SUPPLIED ENTRIES:

******************************

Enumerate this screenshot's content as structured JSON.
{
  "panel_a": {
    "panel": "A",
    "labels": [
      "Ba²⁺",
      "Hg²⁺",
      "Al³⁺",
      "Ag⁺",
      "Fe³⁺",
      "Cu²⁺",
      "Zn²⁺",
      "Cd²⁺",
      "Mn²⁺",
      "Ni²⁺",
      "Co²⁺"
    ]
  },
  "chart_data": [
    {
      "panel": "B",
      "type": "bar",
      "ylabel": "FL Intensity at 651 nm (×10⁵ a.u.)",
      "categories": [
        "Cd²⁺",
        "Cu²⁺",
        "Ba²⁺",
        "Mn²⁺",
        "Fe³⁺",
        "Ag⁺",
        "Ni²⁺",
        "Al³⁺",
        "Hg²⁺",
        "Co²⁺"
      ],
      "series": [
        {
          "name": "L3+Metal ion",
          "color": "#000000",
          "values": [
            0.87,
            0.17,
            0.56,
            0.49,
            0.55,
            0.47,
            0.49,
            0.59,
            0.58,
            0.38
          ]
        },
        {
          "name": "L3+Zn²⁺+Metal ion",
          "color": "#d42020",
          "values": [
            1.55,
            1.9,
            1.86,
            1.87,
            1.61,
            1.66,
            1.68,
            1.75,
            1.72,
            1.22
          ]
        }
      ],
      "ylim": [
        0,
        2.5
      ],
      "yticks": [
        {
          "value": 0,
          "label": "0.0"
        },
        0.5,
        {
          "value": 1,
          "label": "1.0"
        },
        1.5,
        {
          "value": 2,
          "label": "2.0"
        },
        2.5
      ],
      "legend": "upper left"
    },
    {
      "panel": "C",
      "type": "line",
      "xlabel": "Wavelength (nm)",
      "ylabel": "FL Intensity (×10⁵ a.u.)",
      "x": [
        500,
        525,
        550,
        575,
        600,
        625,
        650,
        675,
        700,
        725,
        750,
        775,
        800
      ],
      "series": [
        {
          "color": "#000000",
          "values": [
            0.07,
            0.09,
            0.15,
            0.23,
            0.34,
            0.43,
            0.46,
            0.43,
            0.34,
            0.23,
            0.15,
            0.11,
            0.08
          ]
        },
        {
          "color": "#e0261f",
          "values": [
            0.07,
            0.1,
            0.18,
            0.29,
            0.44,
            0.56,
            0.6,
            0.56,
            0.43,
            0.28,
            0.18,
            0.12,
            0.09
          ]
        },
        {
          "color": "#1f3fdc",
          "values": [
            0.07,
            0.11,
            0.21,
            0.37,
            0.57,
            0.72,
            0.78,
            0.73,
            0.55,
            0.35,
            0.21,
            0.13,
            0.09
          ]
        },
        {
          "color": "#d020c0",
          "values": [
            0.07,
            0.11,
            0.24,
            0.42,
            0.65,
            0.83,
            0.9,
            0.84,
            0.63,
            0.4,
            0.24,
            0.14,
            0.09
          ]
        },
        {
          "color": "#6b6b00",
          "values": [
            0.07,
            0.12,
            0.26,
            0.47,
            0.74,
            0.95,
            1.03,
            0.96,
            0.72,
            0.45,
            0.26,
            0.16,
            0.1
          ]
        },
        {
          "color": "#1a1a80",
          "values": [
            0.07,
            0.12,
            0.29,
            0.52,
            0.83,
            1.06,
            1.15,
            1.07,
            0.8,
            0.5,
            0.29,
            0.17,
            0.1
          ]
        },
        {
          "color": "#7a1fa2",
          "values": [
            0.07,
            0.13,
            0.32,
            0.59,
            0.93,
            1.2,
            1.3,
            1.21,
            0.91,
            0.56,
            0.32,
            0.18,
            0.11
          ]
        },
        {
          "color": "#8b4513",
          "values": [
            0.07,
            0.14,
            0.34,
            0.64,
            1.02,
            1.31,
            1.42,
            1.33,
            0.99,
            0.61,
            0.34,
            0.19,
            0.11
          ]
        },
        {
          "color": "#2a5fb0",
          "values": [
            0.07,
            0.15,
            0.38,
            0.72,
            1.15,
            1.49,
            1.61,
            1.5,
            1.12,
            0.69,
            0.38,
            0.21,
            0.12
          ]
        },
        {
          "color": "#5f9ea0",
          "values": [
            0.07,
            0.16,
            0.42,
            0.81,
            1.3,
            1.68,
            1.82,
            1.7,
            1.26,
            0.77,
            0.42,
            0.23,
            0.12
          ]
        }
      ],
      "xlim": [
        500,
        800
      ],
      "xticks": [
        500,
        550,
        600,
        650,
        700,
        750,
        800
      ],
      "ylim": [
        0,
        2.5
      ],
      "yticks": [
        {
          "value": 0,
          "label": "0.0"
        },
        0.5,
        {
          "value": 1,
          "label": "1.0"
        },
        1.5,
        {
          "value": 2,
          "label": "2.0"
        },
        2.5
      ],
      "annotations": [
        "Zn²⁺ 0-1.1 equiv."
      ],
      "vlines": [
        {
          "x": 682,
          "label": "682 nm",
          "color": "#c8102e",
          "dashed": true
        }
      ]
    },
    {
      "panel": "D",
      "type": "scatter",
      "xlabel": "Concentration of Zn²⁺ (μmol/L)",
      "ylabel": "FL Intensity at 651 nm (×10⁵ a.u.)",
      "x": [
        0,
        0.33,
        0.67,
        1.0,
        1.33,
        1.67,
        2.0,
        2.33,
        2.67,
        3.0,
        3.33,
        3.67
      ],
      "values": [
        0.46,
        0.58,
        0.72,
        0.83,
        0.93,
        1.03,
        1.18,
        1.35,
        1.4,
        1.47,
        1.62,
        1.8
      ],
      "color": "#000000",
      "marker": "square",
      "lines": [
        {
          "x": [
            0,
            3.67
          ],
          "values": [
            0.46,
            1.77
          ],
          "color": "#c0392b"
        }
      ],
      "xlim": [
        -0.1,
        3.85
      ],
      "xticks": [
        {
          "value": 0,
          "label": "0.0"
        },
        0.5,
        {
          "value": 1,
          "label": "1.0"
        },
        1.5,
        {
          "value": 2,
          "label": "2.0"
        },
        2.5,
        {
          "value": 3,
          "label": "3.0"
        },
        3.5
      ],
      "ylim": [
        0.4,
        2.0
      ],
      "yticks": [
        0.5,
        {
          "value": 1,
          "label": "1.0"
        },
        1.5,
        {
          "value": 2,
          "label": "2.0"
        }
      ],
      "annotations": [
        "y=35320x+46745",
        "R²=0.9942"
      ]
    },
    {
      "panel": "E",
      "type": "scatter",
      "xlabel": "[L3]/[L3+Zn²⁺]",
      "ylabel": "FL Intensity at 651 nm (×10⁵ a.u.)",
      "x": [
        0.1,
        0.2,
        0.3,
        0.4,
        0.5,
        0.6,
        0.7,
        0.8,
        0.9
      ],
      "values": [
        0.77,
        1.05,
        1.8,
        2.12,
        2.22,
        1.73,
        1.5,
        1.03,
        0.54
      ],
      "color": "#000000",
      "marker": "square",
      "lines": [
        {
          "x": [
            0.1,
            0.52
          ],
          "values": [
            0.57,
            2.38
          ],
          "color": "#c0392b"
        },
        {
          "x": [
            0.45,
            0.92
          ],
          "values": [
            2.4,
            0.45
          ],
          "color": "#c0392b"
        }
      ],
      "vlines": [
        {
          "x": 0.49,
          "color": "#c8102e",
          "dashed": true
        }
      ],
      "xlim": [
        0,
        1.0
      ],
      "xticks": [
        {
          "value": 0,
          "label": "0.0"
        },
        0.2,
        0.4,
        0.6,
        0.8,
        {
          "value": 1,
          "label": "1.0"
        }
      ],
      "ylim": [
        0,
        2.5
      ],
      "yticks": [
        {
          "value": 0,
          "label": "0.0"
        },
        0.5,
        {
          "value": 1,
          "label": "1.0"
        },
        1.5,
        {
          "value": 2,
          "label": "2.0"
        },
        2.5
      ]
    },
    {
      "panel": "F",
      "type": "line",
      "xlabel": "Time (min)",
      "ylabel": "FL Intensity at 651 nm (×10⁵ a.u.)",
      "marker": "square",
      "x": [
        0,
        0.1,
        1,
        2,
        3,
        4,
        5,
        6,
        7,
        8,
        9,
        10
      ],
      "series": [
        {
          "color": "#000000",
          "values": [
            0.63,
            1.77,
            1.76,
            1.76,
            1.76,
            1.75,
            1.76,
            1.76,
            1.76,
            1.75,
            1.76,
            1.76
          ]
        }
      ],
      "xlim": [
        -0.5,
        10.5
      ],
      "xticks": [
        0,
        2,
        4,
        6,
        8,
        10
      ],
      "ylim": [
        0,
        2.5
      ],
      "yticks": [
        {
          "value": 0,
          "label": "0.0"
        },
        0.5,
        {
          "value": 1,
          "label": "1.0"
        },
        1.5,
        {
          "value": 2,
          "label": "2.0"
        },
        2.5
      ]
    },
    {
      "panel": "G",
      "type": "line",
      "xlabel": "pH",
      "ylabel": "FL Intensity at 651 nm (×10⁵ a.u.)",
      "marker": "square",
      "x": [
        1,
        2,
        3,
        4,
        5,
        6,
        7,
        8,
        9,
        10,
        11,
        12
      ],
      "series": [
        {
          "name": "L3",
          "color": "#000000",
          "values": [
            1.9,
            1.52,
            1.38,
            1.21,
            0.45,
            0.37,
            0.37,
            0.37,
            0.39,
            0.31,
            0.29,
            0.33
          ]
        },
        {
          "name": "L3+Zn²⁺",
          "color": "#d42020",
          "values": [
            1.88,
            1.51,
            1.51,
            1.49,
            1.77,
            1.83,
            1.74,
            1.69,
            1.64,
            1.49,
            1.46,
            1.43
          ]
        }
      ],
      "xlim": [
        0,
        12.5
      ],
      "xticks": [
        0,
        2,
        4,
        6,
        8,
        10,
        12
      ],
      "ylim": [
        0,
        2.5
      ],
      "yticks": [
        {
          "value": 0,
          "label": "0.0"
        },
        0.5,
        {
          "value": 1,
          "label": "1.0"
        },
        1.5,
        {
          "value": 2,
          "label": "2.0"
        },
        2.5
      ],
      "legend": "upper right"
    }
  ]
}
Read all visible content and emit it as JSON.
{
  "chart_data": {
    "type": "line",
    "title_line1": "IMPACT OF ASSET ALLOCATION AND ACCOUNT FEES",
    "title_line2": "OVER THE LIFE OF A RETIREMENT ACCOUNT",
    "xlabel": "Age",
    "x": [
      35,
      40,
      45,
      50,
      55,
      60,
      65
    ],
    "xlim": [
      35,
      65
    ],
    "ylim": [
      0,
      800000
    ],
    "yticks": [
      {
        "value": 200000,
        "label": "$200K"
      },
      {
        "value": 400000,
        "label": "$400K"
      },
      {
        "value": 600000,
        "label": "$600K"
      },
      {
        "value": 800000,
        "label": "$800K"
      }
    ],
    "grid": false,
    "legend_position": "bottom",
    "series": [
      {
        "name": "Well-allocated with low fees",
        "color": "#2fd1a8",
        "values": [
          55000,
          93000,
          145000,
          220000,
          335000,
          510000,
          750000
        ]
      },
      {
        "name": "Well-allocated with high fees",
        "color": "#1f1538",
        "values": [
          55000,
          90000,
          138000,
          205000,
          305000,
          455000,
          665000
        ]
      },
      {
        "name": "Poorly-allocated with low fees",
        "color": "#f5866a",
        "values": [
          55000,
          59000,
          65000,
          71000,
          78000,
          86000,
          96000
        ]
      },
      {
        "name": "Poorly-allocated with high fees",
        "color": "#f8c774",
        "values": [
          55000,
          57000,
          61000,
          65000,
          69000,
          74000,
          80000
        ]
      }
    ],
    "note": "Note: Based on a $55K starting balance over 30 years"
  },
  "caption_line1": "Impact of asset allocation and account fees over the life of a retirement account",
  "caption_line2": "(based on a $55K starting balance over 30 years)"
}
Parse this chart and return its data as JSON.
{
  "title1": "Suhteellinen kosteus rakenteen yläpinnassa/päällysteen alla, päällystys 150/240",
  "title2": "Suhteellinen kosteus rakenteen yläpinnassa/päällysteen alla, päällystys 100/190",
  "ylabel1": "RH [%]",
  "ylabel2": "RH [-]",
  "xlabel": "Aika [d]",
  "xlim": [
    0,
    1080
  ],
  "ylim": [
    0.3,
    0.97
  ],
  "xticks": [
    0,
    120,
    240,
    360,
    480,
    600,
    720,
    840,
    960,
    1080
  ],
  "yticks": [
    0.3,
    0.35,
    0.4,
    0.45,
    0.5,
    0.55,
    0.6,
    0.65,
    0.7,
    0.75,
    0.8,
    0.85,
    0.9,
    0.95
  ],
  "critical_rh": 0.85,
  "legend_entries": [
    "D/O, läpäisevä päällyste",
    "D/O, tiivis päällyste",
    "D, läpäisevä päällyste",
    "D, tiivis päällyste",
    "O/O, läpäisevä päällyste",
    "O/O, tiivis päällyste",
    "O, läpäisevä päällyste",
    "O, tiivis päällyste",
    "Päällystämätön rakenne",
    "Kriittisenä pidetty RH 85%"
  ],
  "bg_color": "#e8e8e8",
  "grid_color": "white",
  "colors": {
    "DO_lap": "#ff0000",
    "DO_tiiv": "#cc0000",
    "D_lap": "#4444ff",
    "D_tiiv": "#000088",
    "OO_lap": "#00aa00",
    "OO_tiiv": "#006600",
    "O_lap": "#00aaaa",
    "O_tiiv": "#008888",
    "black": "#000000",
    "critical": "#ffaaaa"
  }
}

******************************

TASK DETAILS: State the number of lines in the records that include "years", and write nothing else.

EXPECTED ANSWER: 2